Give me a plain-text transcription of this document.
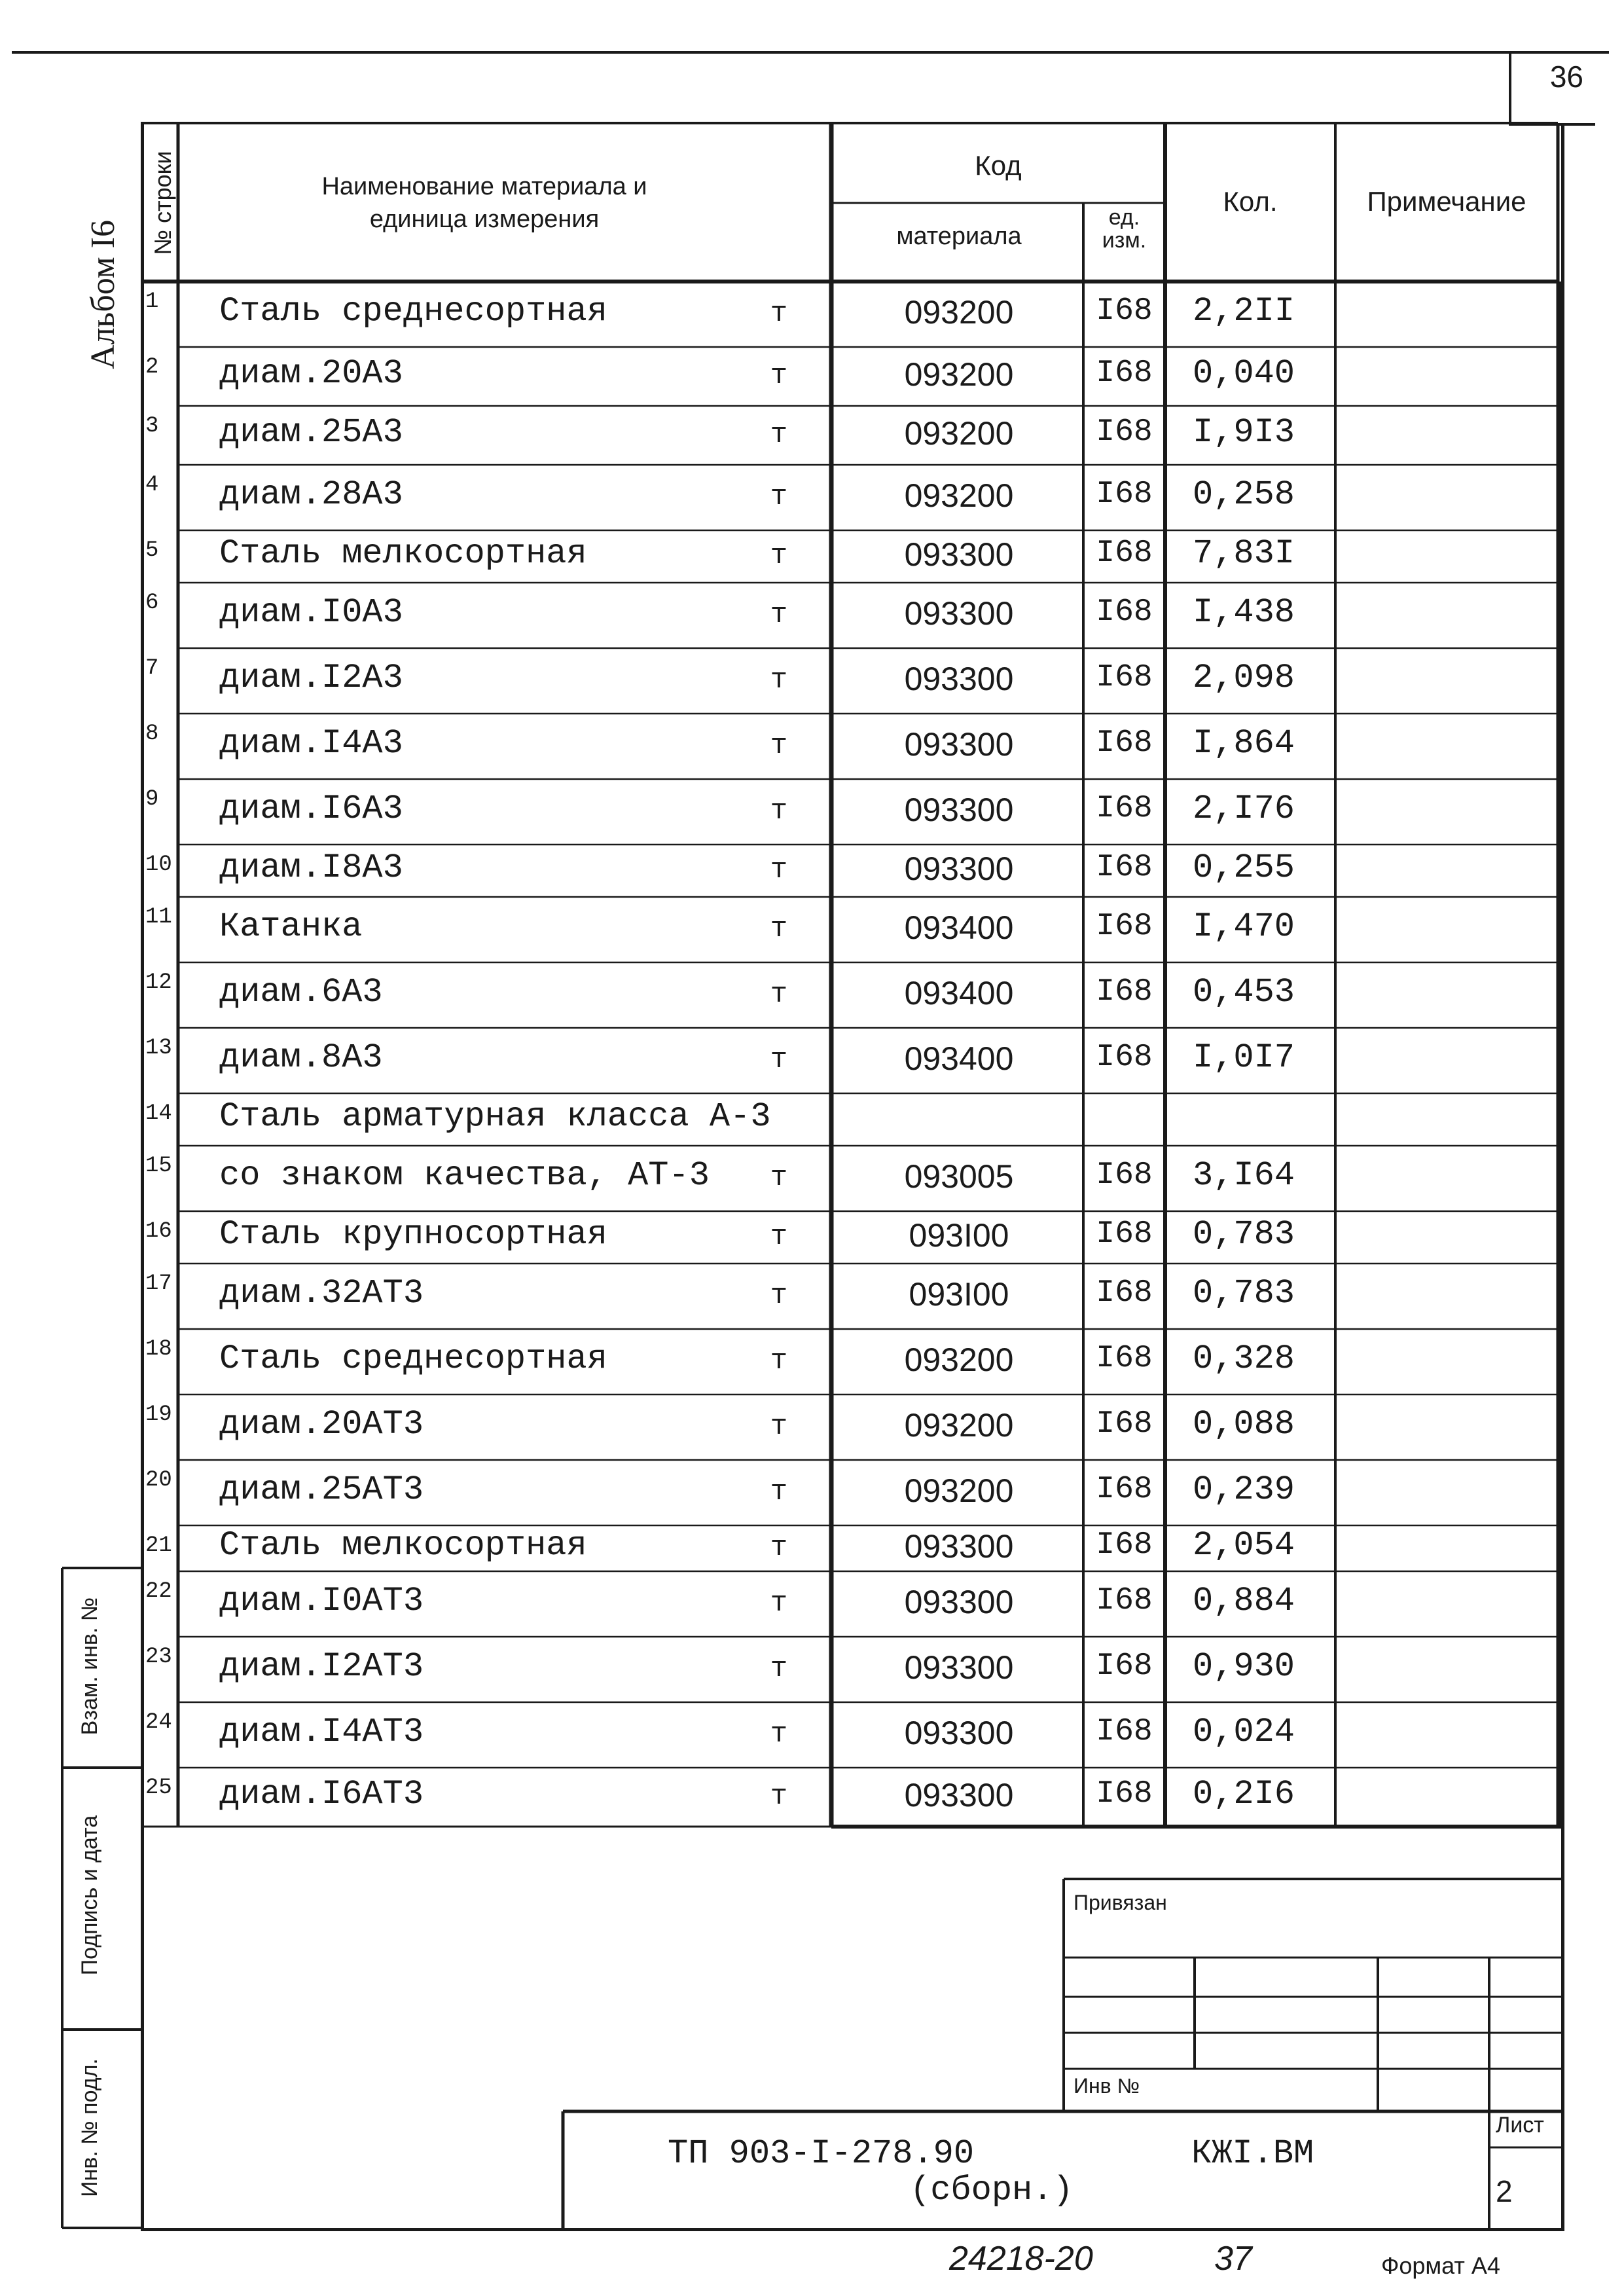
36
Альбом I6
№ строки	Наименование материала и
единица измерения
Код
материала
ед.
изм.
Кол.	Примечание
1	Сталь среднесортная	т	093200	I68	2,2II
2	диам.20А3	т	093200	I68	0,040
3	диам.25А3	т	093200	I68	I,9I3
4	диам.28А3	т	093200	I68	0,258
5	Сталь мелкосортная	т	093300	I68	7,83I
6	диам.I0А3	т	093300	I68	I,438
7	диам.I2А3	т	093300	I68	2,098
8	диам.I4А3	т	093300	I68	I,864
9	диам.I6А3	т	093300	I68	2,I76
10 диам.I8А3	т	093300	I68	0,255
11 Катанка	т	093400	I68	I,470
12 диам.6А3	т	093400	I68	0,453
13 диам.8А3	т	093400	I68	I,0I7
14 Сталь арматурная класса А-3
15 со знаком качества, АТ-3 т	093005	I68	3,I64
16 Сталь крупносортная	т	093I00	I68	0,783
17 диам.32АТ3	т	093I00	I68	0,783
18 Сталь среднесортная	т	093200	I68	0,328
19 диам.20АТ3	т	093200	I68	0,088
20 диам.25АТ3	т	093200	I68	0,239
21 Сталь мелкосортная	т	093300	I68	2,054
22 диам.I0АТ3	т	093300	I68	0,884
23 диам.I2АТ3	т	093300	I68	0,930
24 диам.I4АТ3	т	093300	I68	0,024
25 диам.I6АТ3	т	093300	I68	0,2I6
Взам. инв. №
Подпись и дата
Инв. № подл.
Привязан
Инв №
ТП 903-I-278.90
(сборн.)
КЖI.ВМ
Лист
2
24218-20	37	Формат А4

--

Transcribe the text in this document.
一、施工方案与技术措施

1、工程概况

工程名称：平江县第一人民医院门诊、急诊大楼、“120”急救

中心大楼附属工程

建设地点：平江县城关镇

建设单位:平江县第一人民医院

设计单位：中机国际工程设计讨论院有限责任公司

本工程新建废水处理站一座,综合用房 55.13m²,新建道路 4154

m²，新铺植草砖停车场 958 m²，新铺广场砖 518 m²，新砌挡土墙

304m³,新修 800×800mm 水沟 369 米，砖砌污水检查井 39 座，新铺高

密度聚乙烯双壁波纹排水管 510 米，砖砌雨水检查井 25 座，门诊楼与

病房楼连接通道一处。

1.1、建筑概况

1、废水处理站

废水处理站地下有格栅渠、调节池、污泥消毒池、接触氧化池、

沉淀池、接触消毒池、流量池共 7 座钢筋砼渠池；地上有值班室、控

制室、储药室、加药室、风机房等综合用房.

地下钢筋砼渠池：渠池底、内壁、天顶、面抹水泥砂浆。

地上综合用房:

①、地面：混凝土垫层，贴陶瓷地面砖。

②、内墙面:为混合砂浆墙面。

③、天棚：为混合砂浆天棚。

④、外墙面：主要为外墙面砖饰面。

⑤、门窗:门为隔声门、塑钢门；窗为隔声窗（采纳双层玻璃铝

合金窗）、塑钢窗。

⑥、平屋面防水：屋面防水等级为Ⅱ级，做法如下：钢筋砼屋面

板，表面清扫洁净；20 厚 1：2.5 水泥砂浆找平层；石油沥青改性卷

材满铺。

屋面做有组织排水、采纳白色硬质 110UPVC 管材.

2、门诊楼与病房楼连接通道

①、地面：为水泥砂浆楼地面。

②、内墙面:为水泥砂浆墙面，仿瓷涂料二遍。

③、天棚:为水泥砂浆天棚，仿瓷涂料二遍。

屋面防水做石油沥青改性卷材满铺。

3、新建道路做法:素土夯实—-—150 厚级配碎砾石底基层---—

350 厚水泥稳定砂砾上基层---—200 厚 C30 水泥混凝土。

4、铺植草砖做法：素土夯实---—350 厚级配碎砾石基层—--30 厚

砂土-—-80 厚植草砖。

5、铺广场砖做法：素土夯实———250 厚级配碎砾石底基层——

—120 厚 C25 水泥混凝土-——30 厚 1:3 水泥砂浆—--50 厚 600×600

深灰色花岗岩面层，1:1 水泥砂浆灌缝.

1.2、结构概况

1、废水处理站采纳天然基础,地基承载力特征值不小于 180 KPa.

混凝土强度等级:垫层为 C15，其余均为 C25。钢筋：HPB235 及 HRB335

* * *

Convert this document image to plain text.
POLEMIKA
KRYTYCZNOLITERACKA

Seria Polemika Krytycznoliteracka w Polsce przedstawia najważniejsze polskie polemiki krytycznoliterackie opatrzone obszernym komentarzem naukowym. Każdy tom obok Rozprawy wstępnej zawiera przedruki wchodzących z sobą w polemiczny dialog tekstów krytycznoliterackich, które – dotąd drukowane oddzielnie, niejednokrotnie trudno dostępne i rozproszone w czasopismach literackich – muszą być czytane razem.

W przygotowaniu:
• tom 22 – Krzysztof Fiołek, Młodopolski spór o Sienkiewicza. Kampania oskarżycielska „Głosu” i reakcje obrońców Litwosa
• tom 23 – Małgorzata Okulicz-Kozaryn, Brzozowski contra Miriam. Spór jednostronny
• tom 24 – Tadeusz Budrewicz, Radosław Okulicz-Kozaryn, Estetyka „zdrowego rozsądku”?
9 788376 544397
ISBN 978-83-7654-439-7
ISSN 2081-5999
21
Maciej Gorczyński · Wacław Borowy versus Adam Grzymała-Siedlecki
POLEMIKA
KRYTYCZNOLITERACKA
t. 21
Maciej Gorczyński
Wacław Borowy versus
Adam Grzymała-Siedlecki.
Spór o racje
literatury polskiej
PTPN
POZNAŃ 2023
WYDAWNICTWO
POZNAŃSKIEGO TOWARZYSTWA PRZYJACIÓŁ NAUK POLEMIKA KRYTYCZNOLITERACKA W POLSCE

→ Stated task:
In the entries above, find each line with the word "Okulicz" and show it.

→ Answer in full:
• tom 23 – Małgorzata Okulicz-Kozaryn, Brzozowski contra Miriam. Spór jednostronny
• tom 24 – Tadeusz Budrewicz, Radosław Okulicz-Kozaryn, Estetyka „zdrowego rozsądku”?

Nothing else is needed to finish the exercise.